__EXERCISE DESCRIPTION__
Each record below should be output verbatim, without pictures.

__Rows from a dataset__
──────────

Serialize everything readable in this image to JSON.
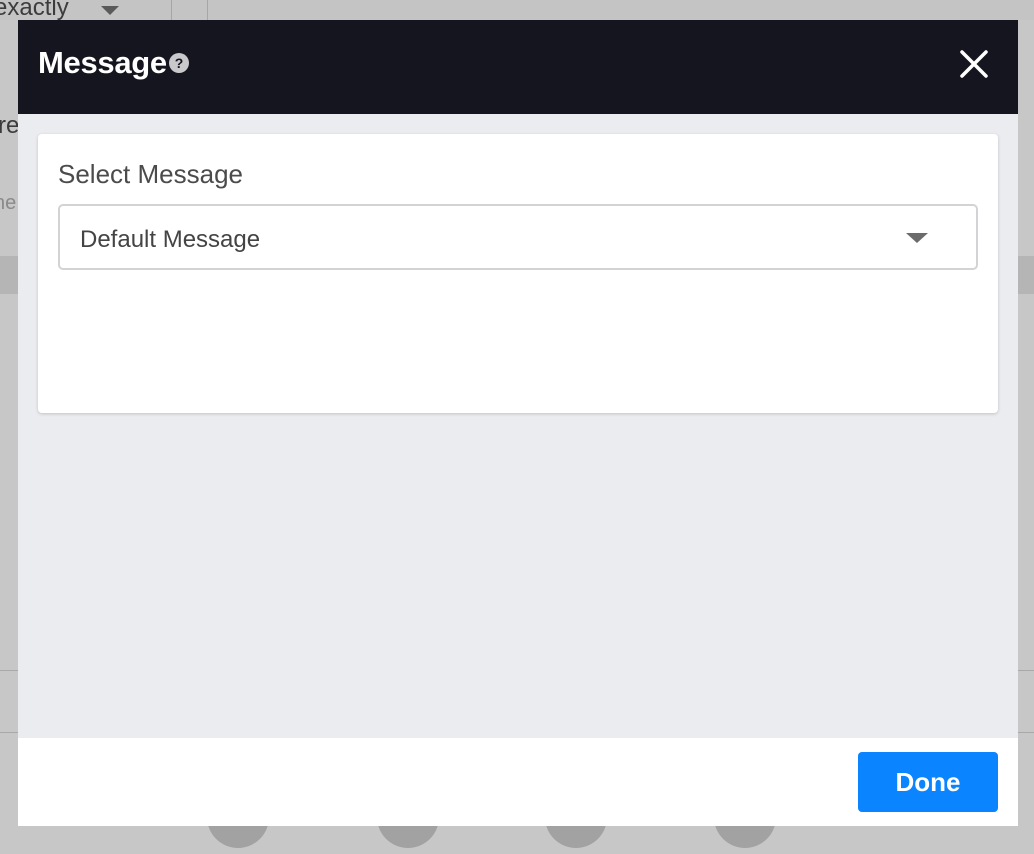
{
  "background": {
    "top_select_text": "exactly",
    "partial_text_1": "re",
    "partial_text_2": "ne"
  },
  "modal": {
    "title": "Message",
    "help_icon": "question-circle-icon",
    "help_glyph": "?",
    "close_icon": "close-icon",
    "select": {
      "label": "Select Message",
      "value": "Default Message",
      "caret_icon": "chevron-down-icon"
    },
    "footer": {
      "done_label": "Done"
    }
  },
  "colors": {
    "header_bg": "#14151e",
    "body_bg": "#ebecf0",
    "accent": "#0a84ff"
  }
}
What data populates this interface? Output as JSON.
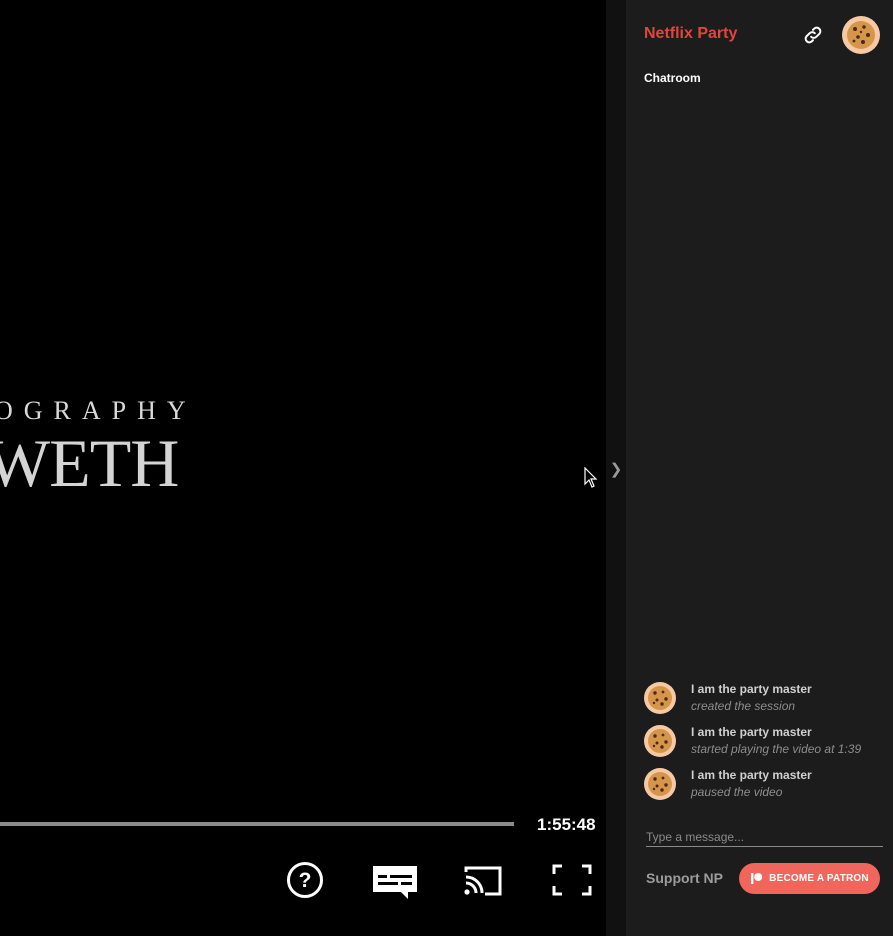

──────────

__SOLUTION FOR THIS PROBLEM__
Serialize everything readable in this image to JSON.
{
  "background": {
    "top_select_text": "exactly",
    "partial_text_1": "re",
    "partial_text_2": "ne"
  },
  "modal": {
    "title": "Message",
    "help_icon": "question-circle-icon",
    "help_glyph": "?",
    "close_icon": "close-icon",
    "select": {
      "label": "Select Message",
      "value": "Default Message",
      "caret_icon": "chevron-down-icon"
    },
    "footer": {
      "done_label": "Done"
    }
  },
  "colors": {
    "header_bg": "#14151e",
    "body_bg": "#ebecf0",
    "accent": "#0a84ff"
  }
}
What data populates this interface? Output as JSON.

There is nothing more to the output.